AIM | Your task is to filter the data below down to the lines holding "that".

EXCERPTED RECORDS |
*-*-*
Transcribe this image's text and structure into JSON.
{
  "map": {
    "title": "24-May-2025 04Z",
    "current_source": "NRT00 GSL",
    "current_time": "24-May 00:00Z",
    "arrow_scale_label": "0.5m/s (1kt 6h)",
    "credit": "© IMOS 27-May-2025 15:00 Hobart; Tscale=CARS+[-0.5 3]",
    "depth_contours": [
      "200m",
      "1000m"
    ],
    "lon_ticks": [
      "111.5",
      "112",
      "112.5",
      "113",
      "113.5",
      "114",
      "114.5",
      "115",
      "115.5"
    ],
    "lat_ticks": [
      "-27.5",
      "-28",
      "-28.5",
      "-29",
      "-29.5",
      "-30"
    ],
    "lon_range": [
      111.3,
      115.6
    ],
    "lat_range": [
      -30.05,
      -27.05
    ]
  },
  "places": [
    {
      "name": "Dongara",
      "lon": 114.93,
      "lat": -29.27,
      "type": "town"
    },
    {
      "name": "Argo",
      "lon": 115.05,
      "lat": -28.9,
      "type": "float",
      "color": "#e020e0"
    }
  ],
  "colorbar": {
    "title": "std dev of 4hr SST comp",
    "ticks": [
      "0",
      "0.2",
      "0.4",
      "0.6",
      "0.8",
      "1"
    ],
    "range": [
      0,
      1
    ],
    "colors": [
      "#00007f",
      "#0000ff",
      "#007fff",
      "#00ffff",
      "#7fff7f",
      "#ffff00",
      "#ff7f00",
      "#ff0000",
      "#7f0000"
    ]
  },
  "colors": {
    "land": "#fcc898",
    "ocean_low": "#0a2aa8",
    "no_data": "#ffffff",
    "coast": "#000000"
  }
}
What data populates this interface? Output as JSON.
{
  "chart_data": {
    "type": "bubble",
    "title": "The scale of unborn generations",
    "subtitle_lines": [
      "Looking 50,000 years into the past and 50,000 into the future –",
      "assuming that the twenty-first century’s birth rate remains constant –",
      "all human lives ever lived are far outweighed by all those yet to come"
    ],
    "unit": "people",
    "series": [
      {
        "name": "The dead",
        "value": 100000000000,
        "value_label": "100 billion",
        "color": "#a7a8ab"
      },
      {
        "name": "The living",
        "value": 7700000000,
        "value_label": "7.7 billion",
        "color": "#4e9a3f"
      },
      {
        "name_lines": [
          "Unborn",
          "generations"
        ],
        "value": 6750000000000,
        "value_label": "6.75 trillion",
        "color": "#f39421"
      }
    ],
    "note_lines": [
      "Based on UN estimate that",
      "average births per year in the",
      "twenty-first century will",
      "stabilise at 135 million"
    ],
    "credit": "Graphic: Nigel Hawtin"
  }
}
*-*-*
FINISHED ANSWER |
      "assuming that the twenty-first century’s birth rate remains constant –",
      "Based on UN estimate that",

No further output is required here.